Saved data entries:

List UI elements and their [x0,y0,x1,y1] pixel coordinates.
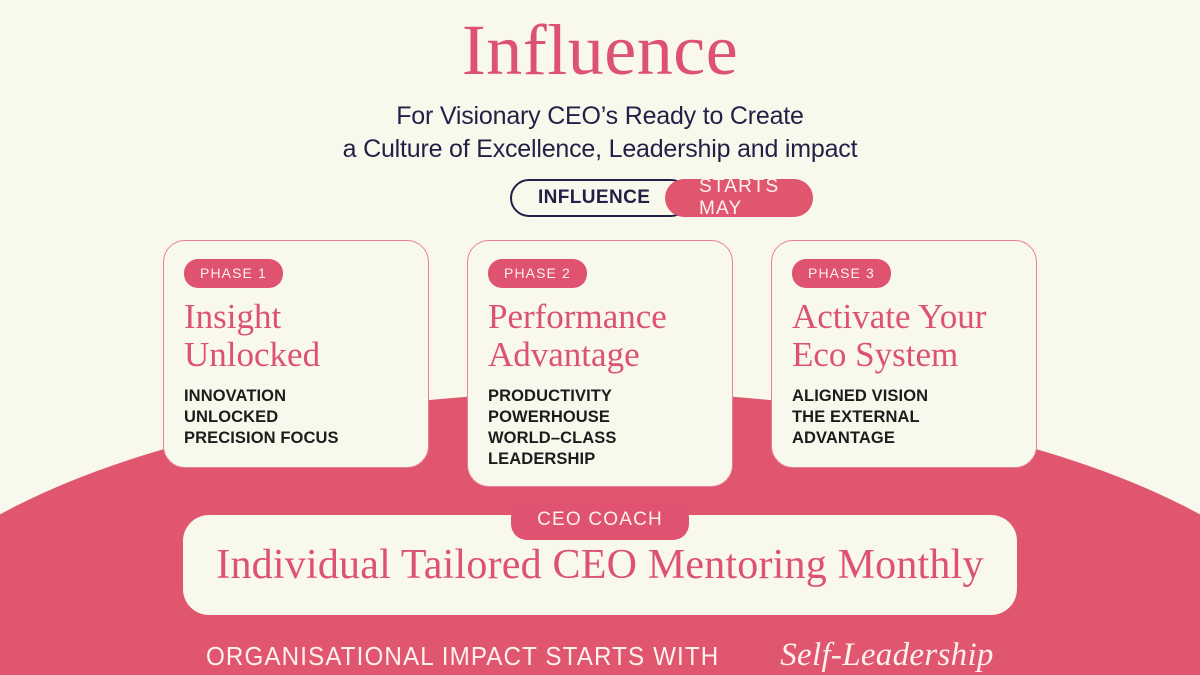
subtitle-line-2: a Culture of Excellence, Leadership and … [0,133,1200,166]
phase-title-1: Insight Unlocked [184,298,410,374]
influence-pill-container: INFLUENCE STARTS MAY [0,179,1200,217]
phase-title-2-line-1: Performance [488,298,714,336]
phase-title-3: Activate Your Eco System [792,298,1018,374]
poster-canvas: Influence For Visionary CEO’s Ready to C… [0,0,1200,675]
influence-pill[interactable]: INFLUENCE STARTS MAY [510,179,690,217]
subtitle: For Visionary CEO’s Ready to Create a Cu… [0,86,1200,166]
phase-title-2: Performance Advantage [488,298,714,374]
phase-card-3[interactable]: PHASE 3 Activate Your Eco System ALIGNED… [771,240,1037,468]
phase-body-3-line-2: THE EXTERNAL [792,407,1018,428]
phase-body-3: ALIGNED VISION THE EXTERNAL ADVANTAGE [792,386,1018,449]
phase-title-1-line-2: Unlocked [184,336,410,374]
phase-body-3-line-3: ADVANTAGE [792,428,1018,449]
phase-badge-3: PHASE 3 [792,259,891,288]
coach-badge-container: CEO COACH [0,502,1200,540]
tagline-script-text: Self-Leadership [780,637,993,674]
phase-body-1-line-3: PRECISION FOCUS [184,428,410,449]
phase-title-3-line-2: Eco System [792,336,1018,374]
phase-cards-row: PHASE 1 Insight Unlocked INNOVATION UNLO… [0,240,1200,487]
phase-body-1-line-2: UNLOCKED [184,407,410,428]
phase-body-2: PRODUCTIVITY POWERHOUSE WORLD–CLASS LEAD… [488,386,714,470]
phase-badge-1: PHASE 1 [184,259,283,288]
phase-body-2-line-4: LEADERSHIP [488,449,714,470]
phase-title-3-line-1: Activate Your [792,298,1018,336]
phase-body-3-line-1: ALIGNED VISION [792,386,1018,407]
pill-right-label: STARTS MAY [699,176,779,220]
poster-header: Influence For Visionary CEO’s Ready to C… [0,0,1200,166]
pill-left-label: INFLUENCE [538,187,650,209]
subtitle-line-1: For Visionary CEO’s Ready to Create [0,100,1200,133]
phase-title-2-line-2: Advantage [488,336,714,374]
phase-body-2-line-2: POWERHOUSE [488,407,714,428]
pill-left-segment[interactable]: INFLUENCE [510,179,690,217]
phase-card-2[interactable]: PHASE 2 Performance Advantage PRODUCTIVI… [467,240,733,487]
phase-body-1: INNOVATION UNLOCKED PRECISION FOCUS [184,386,410,449]
mentoring-headline: Individual Tailored CEO Mentoring Monthl… [216,541,983,589]
phase-card-1[interactable]: PHASE 1 Insight Unlocked INNOVATION UNLO… [163,240,429,468]
footer-tagline: ORGANISATIONAL IMPACT STARTS WITH Self-L… [0,637,1200,674]
phase-body-1-line-1: INNOVATION [184,386,410,407]
phase-badge-2: PHASE 2 [488,259,587,288]
phase-body-2-line-1: PRODUCTIVITY [488,386,714,407]
ceo-coach-badge: CEO COACH [511,502,689,540]
pill-right-segment[interactable]: STARTS MAY [665,179,813,217]
phase-body-2-line-3: WORLD–CLASS [488,428,714,449]
page-title: Influence [0,0,1200,86]
phase-title-1-line-1: Insight [184,298,410,336]
tagline-main-text: ORGANISATIONAL IMPACT STARTS WITH [206,641,719,672]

**Given exercise**
Update the data above by replacing every occurrence of "Eco System" with "Ecosystem", and keep all other text the same. Omit the picture from your answer.

**Output for this exercise**
List UI elements and their [x0,y0,x1,y1] pixel coordinates.
subtitle-line-2: a Culture of Excellence, Leadership and … [0,133,1200,166]
phase-title-1: Insight Unlocked [184,298,410,374]
influence-pill-container: INFLUENCE STARTS MAY [0,179,1200,217]
phase-title-2-line-1: Performance [488,298,714,336]
phase-title-3: Activate Your Ecosystem [792,298,1018,374]
poster-canvas: Influence For Visionary CEO’s Ready to C… [0,0,1200,675]
influence-pill[interactable]: INFLUENCE STARTS MAY [510,179,690,217]
subtitle: For Visionary CEO’s Ready to Create a Cu… [0,86,1200,166]
phase-title-2: Performance Advantage [488,298,714,374]
phase-card-3[interactable]: PHASE 3 Activate Your Ecosystem ALIGNED… [771,240,1037,468]
phase-body-3-line-2: THE EXTERNAL [792,407,1018,428]
phase-body-3: ALIGNED VISION THE EXTERNAL ADVANTAGE [792,386,1018,449]
phase-title-1-line-2: Unlocked [184,336,410,374]
phase-body-3-line-3: ADVANTAGE [792,428,1018,449]
phase-badge-3: PHASE 3 [792,259,891,288]
coach-badge-container: CEO COACH [0,502,1200,540]
tagline-script-text: Self-Leadership [780,637,993,674]
phase-body-1-line-3: PRECISION FOCUS [184,428,410,449]
phase-title-3-line-2: Ecosystem [792,336,1018,374]
phase-cards-row: PHASE 1 Insight Unlocked INNOVATION UNLO… [0,240,1200,487]
phase-body-1-line-2: UNLOCKED [184,407,410,428]
phase-body-2: PRODUCTIVITY POWERHOUSE WORLD–CLASS LEAD… [488,386,714,470]
phase-badge-1: PHASE 1 [184,259,283,288]
phase-body-2-line-4: LEADERSHIP [488,449,714,470]
phase-title-3-line-1: Activate Your [792,298,1018,336]
phase-body-3-line-1: ALIGNED VISION [792,386,1018,407]
pill-right-label: STARTS MAY [699,176,779,220]
poster-header: Influence For Visionary CEO’s Ready to C… [0,0,1200,166]
pill-left-label: INFLUENCE [538,187,650,209]
subtitle-line-1: For Visionary CEO’s Ready to Create [0,100,1200,133]
phase-title-2-line-2: Advantage [488,336,714,374]
phase-body-2-line-2: POWERHOUSE [488,407,714,428]
pill-left-segment[interactable]: INFLUENCE [510,179,690,217]
phase-card-2[interactable]: PHASE 2 Performance Advantage PRODUCTIVI… [467,240,733,487]
phase-body-1: INNOVATION UNLOCKED PRECISION FOCUS [184,386,410,449]
mentoring-headline: Individual Tailored CEO Mentoring Monthl… [216,541,983,589]
phase-card-1[interactable]: PHASE 1 Insight Unlocked INNOVATION UNLO… [163,240,429,468]
footer-tagline: ORGANISATIONAL IMPACT STARTS WITH Self-L… [0,637,1200,674]
phase-body-1-line-1: INNOVATION [184,386,410,407]
phase-badge-2: PHASE 2 [488,259,587,288]
phase-body-2-line-1: PRODUCTIVITY [488,386,714,407]
ceo-coach-badge: CEO COACH [511,502,689,540]
pill-right-segment[interactable]: STARTS MAY [665,179,813,217]
phase-body-2-line-3: WORLD–CLASS [488,428,714,449]
page-title: Influence [0,0,1200,86]
phase-title-1-line-1: Insight [184,298,410,336]
tagline-main-text: ORGANISATIONAL IMPACT STARTS WITH [206,641,719,672]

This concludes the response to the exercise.